> **WHAT YOU ARE ASKED TO DO**:
The data below should be restated word for word, with every picture omitted.

> **MATERIAL FOR THIS TASK**:
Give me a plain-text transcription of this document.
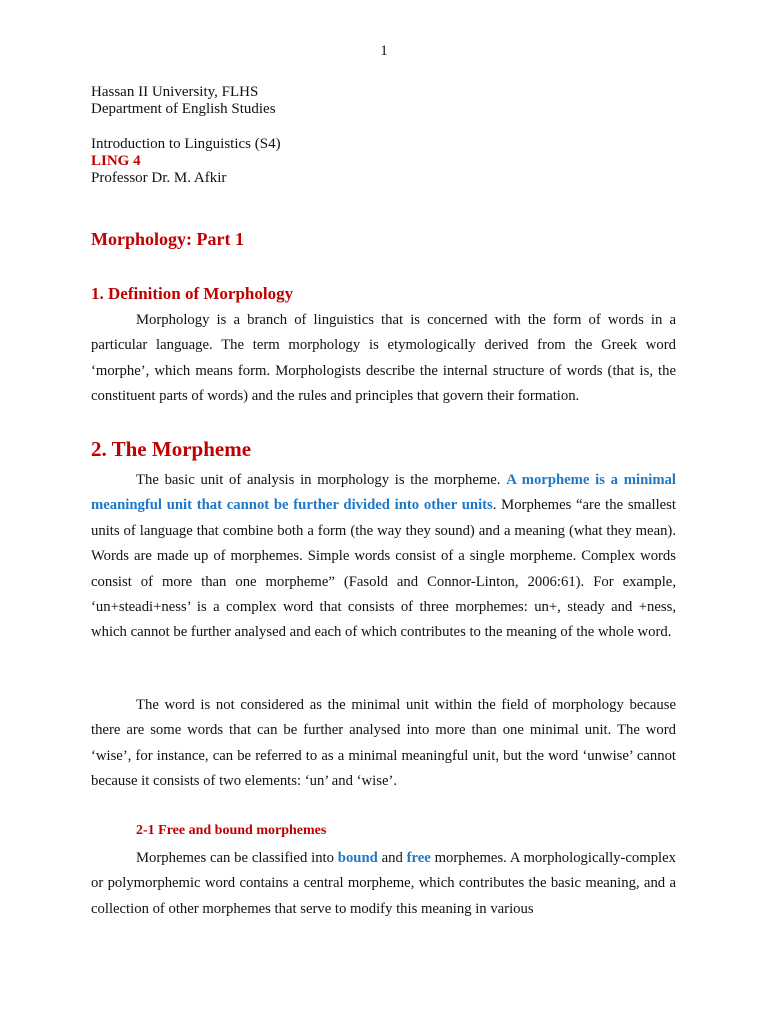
1
Hassan II University, FLHS
Department of English Studies
Introduction to Linguistics (S4)
LING 4
Professor Dr. M. Afkir
Morphology: Part 1
1. Definition of Morphology

Morphology is a branch of linguistics that is concerned with the form of words in a particular language. The term morphology is etymologically derived from the Greek word ‘morphe’, which means form. Morphologists describe the internal structure of words (that is, the constituent parts of words) and the rules and principles that govern their formation.

2. The Morpheme

The basic unit of analysis in morphology is the morpheme. A morpheme is a minimal meaningful unit that cannot be further divided into other units. Morphemes “are the smallest units of language that combine both a form (the way they sound) and a meaning (what they mean). Words are made up of morphemes. Simple words consist of a single morpheme. Complex words consist of more than one morpheme” (Fasold and Connor-Linton, 2006:61). For example, ‘un+steadi+ness’ is a complex word that consists of three morphemes: un+, steady and +ness, which cannot be further analysed and each of which contributes to the meaning of the whole word.

The word is not considered as the minimal unit within the field of morphology because there are some words that can be further analysed into more than one minimal unit. The word ‘wise’, for instance, can be referred to as a minimal meaningful unit, but the word ‘unwise’ cannot because it consists of two elements: ‘un’ and ‘wise’.

2-1 Free and bound morphemes

Morphemes can be classified into bound and free morphemes. A morphologically-complex or polymorphemic word contains a central morpheme, which contributes the basic meaning, and a collection of other morphemes that serve to modify this meaning in various
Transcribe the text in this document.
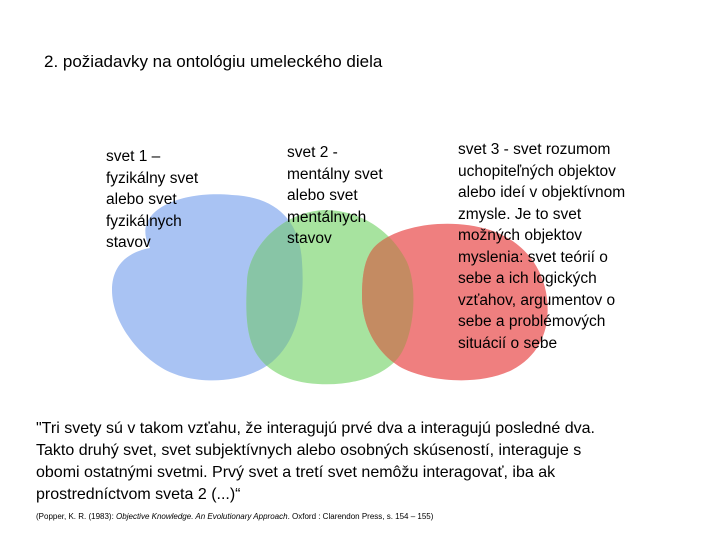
2. požiadavky na ontológiu umeleckého diela
svet 1 –
fyzikálny svet
alebo svet
fyzikálnych
stavov
svet 2 -
mentálny svet
alebo svet
mentálnych
stavov
svet 3 - svet rozumom
uchopiteľných objektov
alebo ideí v objektívnom
zmysle. Je to svet
možných objektov
myslenia: svet teórií o
sebe a ich logických
vzťahov, argumentov o
sebe a problémových
situácií o sebe
"Tri svety sú v takom vzťahu, že interagujú prvé dva a interagujú posledné dva.
Takto druhý svet, svet subjektívnych alebo osobných skúseností, interaguje s
obomi ostatnými svetmi. Prvý svet a tretí svet nemôžu interagovať, iba ak
prostredníctvom sveta 2 (...)“
(Popper, K. R. (1983): Objective Knowledge. An Evolutionary Approach. Oxford : Clarendon Press, s. 154 – 155)
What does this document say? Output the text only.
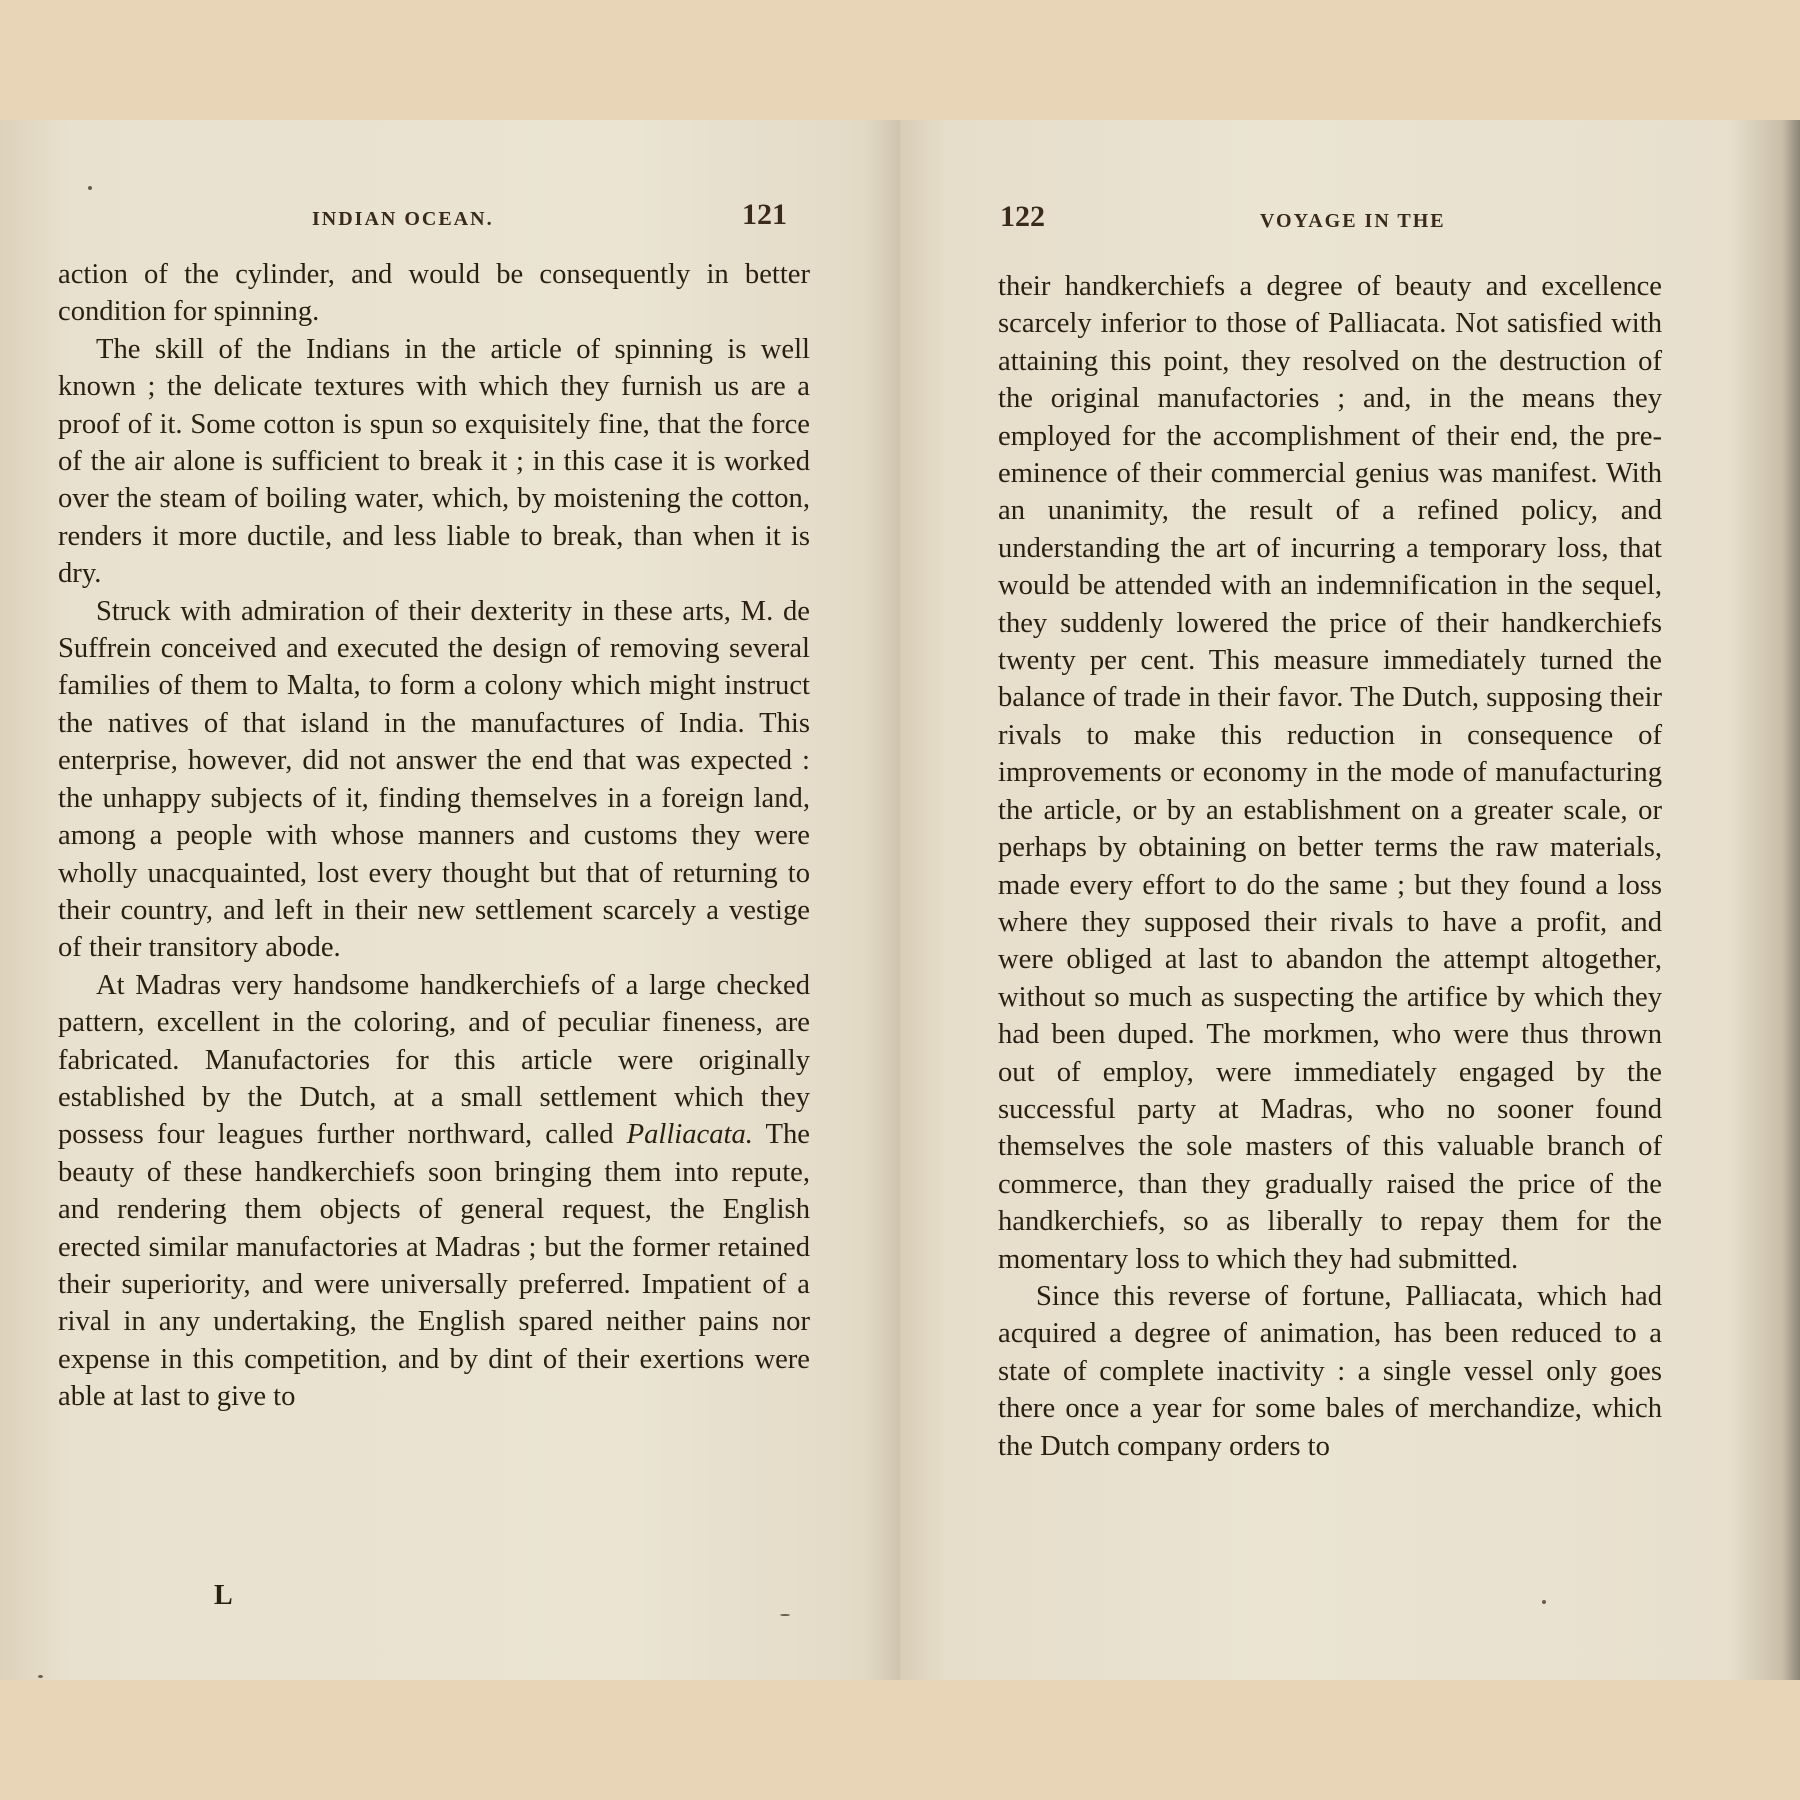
INDIAN OCEAN.	121

action of the cylinder, and would be consequently in better condition for spinning.

The skill of the Indians in the article of spinning is well known ; the delicate textures with which they furnish us are a proof of it. Some cotton is spun so exquisitely fine, that the force of the air alone is sufficient to break it ; in this case it is worked over the steam of boiling water, which, by moistening the cotton, renders it more ductile, and less liable to break, than when it is dry.

Struck with admiration of their dexterity in these arts, M. de Suffrein conceived and executed the design of removing several families of them to Malta, to form a colony which might instruct the natives of that island in the manufactures of India. This enterprise, however, did not answer the end that was expected : the unhappy subjects of it, finding themselves in a foreign land, among a people with whose manners and customs they were wholly unacquainted, lost every thought but that of returning to their country, and left in their new settlement scarcely a vestige of their transitory abode.

At Madras very handsome handkerchiefs of a large checked pattern, excellent in the coloring, and of peculiar fineness, are fabricated. Manufactories for this article were originally established by the Dutch, at a small settlement which they possess four leagues further northward, called Palliacata. The beauty of these handkerchiefs soon bringing them into repute, and rendering them objects of general request, the English erected similar manufactories at Madras ; but the former retained their superiority, and were universally preferred. Impatient of a rival in any undertaking, the English spared neither pains nor expense in this competition, and by dint of their exertions were able at last to give to

L
122	VOYAGE IN THE

their handkerchiefs a degree of beauty and excellence scarcely inferior to those of Palliacata. Not satisfied with attaining this point, they resolved on the destruction of the original manufactories ; and, in the means they employed for the accomplishment of their end, the pre-eminence of their commercial genius was manifest. With an unanimity, the result of a refined policy, and understanding the art of incurring a temporary loss, that would be attended with an indemnification in the sequel, they suddenly lowered the price of their handkerchiefs twenty per cent. This measure immediately turned the balance of trade in their favor. The Dutch, supposing their rivals to make this reduction in consequence of improvements or economy in the mode of manufacturing the article, or by an establishment on a greater scale, or perhaps by obtaining on better terms the raw materials, made every effort to do the same ; but they found a loss where they supposed their rivals to have a profit, and were obliged at last to abandon the attempt altogether, without so much as suspecting the artifice by which they had been duped. The morkmen, who were thus thrown out of employ, were immediately engaged by the successful party at Madras, who no sooner found themselves the sole masters of this valuable branch of commerce, than they gradually raised the price of the handkerchiefs, so as liberally to repay them for the momentary loss to which they had submitted.

Since this reverse of fortune, Palliacata, which had acquired a degree of animation, has been reduced to a state of complete inactivity : a single vessel only goes there once a year for some bales of merchandize, which the Dutch company orders to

> **FINAL ANSWER**:
Give me a plain-text transcription of this document.
1
Hassan II University, FLHS
Department of English Studies
Introduction to Linguistics (S4)
LING 4
Professor Dr. M. Afkir
Morphology: Part 1
1. Definition of Morphology

Morphology is a branch of linguistics that is concerned with the form of words in a particular language. The term morphology is etymologically derived from the Greek word ‘morphe’, which means form. Morphologists describe the internal structure of words (that is, the constituent parts of words) and the rules and principles that govern their formation.

2. The Morpheme

The basic unit of analysis in morphology is the morpheme. A morpheme is a minimal meaningful unit that cannot be further divided into other units. Morphemes “are the smallest units of language that combine both a form (the way they sound) and a meaning (what they mean). Words are made up of morphemes. Simple words consist of a single morpheme. Complex words consist of more than one morpheme” (Fasold and Connor-Linton, 2006:61). For example, ‘un+steadi+ness’ is a complex word that consists of three morphemes: un+, steady and +ness, which cannot be further analysed and each of which contributes to the meaning of the whole word.

The word is not considered as the minimal unit within the field of morphology because there are some words that can be further analysed into more than one minimal unit. The word ‘wise’, for instance, can be referred to as a minimal meaningful unit, but the word ‘unwise’ cannot because it consists of two elements: ‘un’ and ‘wise’.

2-1 Free and bound morphemes

Morphemes can be classified into bound and free morphemes. A morphologically-complex or polymorphemic word contains a central morpheme, which contributes the basic meaning, and a collection of other morphemes that serve to modify this meaning in various
Transcribe the text in this document.
2. požiadavky na ontológiu umeleckého diela
svet 1 –
fyzikálny svet
alebo svet
fyzikálnych
stavov
svet 2 -
mentálny svet
alebo svet
mentálnych
stavov
svet 3 - svet rozumom
uchopiteľných objektov
alebo ideí v objektívnom
zmysle. Je to svet
možných objektov
myslenia: svet teórií o
sebe a ich logických
vzťahov, argumentov o
sebe a problémových
situácií o sebe
"Tri svety sú v takom vzťahu, že interagujú prvé dva a interagujú posledné dva.
Takto druhý svet, svet subjektívnych alebo osobných skúseností, interaguje s
obomi ostatnými svetmi. Prvý svet a tretí svet nemôžu interagovať, iba ak
prostredníctvom sveta 2 (...)“
(Popper, K. R. (1983): Objective Knowledge. An Evolutionary Approach. Oxford : Clarendon Press, s. 154 – 155)
What does this document say? Output the text only.
INDIAN OCEAN.	121

action of the cylinder, and would be consequently in better condition for spinning.

The skill of the Indians in the article of spinning is well known ; the delicate textures with which they furnish us are a proof of it. Some cotton is spun so exquisitely fine, that the force of the air alone is sufficient to break it ; in this case it is worked over the steam of boiling water, which, by moistening the cotton, renders it more ductile, and less liable to break, than when it is dry.

Struck with admiration of their dexterity in these arts, M. de Suffrein conceived and executed the design of removing several families of them to Malta, to form a colony which might instruct the natives of that island in the manufactures of India. This enterprise, however, did not answer the end that was expected : the unhappy subjects of it, finding themselves in a foreign land, among a people with whose manners and customs they were wholly unacquainted, lost every thought but that of returning to their country, and left in their new settlement scarcely a vestige of their transitory abode.

At Madras very handsome handkerchiefs of a large checked pattern, excellent in the coloring, and of peculiar fineness, are fabricated. Manufactories for this article were originally established by the Dutch, at a small settlement which they possess four leagues further northward, called Palliacata. The beauty of these handkerchiefs soon bringing them into repute, and rendering them objects of general request, the English erected similar manufactories at Madras ; but the former retained their superiority, and were universally preferred. Impatient of a rival in any undertaking, the English spared neither pains nor expense in this competition, and by dint of their exertions were able at last to give to

L
122	VOYAGE IN THE

their handkerchiefs a degree of beauty and excellence scarcely inferior to those of Palliacata. Not satisfied with attaining this point, they resolved on the destruction of the original manufactories ; and, in the means they employed for the accomplishment of their end, the pre-eminence of their commercial genius was manifest. With an unanimity, the result of a refined policy, and understanding the art of incurring a temporary loss, that would be attended with an indemnification in the sequel, they suddenly lowered the price of their handkerchiefs twenty per cent. This measure immediately turned the balance of trade in their favor. The Dutch, supposing their rivals to make this reduction in consequence of improvements or economy in the mode of manufacturing the article, or by an establishment on a greater scale, or perhaps by obtaining on better terms the raw materials, made every effort to do the same ; but they found a loss where they supposed their rivals to have a profit, and were obliged at last to abandon the attempt altogether, without so much as suspecting the artifice by which they had been duped. The morkmen, who were thus thrown out of employ, were immediately engaged by the successful party at Madras, who no sooner found themselves the sole masters of this valuable branch of commerce, than they gradually raised the price of the handkerchiefs, so as liberally to repay them for the momentary loss to which they had submitted.

Since this reverse of fortune, Palliacata, which had acquired a degree of animation, has been reduced to a state of complete inactivity : a single vessel only goes there once a year for some bales of merchandize, which the Dutch company orders to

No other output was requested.